* **What to produce**: Copy every line of the data in which the word "name" occurs.

[Start of Input material]

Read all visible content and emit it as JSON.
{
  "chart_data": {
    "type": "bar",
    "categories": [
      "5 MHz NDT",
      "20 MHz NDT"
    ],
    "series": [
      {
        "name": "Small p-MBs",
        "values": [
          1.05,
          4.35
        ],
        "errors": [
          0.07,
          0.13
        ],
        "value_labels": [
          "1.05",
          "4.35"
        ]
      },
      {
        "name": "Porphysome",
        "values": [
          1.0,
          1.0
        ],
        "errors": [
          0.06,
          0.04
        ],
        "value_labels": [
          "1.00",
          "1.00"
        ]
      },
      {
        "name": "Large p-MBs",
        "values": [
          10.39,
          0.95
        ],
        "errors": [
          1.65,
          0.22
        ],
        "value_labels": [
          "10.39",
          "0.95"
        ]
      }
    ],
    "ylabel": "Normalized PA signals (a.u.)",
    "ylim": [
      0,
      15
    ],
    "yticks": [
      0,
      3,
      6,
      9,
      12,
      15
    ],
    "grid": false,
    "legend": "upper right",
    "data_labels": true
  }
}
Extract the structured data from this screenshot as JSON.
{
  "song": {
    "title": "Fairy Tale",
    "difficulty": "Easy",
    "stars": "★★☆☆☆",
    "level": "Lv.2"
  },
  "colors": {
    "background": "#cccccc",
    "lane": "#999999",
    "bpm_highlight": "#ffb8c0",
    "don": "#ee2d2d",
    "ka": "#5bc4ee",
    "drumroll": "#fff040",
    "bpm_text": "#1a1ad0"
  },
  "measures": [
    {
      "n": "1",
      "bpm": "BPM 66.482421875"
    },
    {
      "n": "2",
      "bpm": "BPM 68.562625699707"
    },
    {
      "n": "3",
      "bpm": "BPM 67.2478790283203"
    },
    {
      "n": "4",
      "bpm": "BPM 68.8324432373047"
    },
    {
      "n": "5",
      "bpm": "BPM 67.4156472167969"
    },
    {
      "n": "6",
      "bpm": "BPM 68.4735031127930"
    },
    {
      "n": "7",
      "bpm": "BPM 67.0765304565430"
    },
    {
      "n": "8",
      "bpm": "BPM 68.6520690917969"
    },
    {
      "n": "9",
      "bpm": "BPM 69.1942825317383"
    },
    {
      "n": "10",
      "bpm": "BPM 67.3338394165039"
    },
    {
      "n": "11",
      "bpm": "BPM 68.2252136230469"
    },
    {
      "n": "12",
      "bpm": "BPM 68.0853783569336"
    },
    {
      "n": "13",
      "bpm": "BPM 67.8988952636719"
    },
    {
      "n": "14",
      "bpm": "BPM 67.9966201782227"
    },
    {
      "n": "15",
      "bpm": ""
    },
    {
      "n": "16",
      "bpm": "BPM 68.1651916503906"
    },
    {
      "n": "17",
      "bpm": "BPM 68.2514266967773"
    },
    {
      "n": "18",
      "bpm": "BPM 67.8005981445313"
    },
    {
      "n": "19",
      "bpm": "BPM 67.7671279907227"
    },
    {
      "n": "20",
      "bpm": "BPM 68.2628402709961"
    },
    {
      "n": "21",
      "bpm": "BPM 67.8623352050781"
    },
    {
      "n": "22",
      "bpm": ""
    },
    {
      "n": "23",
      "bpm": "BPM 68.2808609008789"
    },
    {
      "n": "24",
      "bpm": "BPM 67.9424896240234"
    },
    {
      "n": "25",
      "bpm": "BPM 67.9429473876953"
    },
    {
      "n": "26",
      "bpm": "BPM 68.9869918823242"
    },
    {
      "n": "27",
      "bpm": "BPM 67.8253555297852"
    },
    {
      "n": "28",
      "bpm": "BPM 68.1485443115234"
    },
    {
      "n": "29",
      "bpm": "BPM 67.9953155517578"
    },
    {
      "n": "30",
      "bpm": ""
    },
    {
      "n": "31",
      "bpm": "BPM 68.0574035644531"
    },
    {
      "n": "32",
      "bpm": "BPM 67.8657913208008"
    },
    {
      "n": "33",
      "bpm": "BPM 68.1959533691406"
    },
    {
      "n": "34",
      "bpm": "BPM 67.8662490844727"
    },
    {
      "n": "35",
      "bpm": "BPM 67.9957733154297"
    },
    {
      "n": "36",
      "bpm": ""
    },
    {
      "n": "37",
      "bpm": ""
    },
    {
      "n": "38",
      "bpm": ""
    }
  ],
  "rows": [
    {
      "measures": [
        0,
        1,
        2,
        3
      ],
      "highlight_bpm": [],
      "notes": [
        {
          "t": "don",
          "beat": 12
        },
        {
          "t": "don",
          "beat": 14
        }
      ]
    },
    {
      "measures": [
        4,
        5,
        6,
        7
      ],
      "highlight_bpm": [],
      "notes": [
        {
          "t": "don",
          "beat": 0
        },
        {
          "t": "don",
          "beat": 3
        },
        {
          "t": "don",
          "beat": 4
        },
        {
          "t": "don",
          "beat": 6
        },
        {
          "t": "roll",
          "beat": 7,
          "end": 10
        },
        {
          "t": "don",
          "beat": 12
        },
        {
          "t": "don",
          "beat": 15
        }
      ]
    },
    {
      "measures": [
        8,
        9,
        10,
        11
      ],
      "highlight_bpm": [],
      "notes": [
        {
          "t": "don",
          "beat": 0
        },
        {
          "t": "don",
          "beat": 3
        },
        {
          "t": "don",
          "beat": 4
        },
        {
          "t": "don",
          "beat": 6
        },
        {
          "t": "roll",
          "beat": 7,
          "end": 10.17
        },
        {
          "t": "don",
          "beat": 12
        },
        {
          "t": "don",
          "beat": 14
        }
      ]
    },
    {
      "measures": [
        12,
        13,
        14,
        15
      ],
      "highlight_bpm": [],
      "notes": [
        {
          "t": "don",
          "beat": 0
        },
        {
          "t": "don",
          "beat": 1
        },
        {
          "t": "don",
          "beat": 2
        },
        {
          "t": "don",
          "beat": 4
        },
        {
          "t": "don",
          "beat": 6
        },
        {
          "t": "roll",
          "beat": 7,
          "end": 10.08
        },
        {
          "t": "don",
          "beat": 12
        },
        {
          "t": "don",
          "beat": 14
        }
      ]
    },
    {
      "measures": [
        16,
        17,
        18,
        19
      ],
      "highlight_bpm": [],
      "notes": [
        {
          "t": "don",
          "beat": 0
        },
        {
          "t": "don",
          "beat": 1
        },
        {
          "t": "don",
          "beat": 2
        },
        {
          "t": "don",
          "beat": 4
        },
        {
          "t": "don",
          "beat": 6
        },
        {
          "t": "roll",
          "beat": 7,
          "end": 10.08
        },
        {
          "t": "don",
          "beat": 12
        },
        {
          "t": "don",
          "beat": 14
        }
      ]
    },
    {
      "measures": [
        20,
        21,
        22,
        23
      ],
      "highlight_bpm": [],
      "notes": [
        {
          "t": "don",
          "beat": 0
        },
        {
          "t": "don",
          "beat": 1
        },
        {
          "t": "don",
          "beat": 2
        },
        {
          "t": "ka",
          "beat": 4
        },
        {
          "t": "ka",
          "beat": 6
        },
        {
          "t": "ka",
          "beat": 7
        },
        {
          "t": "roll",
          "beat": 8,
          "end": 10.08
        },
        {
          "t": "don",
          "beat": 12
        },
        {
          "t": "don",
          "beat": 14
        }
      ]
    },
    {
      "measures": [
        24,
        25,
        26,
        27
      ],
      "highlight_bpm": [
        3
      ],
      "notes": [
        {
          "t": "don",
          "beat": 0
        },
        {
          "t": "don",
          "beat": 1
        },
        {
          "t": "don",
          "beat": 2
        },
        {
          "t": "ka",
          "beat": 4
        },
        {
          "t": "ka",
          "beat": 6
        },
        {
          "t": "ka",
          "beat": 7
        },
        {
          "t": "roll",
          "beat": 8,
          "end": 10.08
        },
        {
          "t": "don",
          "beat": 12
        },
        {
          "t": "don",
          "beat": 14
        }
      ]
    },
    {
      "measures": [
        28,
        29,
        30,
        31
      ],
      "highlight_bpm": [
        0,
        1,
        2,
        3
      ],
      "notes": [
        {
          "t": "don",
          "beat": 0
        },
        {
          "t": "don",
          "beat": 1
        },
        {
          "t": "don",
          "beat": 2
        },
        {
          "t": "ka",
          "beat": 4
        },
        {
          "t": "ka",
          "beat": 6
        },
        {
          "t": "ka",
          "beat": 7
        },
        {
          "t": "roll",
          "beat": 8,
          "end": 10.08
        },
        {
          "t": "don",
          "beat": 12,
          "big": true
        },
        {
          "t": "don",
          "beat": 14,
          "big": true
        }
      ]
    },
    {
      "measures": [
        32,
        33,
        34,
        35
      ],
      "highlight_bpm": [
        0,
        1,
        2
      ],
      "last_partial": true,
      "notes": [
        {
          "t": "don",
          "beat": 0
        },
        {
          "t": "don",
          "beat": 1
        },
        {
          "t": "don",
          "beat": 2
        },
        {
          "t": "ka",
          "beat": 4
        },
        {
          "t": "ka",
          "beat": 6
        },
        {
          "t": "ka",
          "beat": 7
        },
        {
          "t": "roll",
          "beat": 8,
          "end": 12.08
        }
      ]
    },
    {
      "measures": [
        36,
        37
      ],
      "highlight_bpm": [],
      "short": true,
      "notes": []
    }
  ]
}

[End of Input material]

* **Solution**:
        "name": "Small p-MBs",
        "name": "Porphysome",
        "name": "Large p-MBs",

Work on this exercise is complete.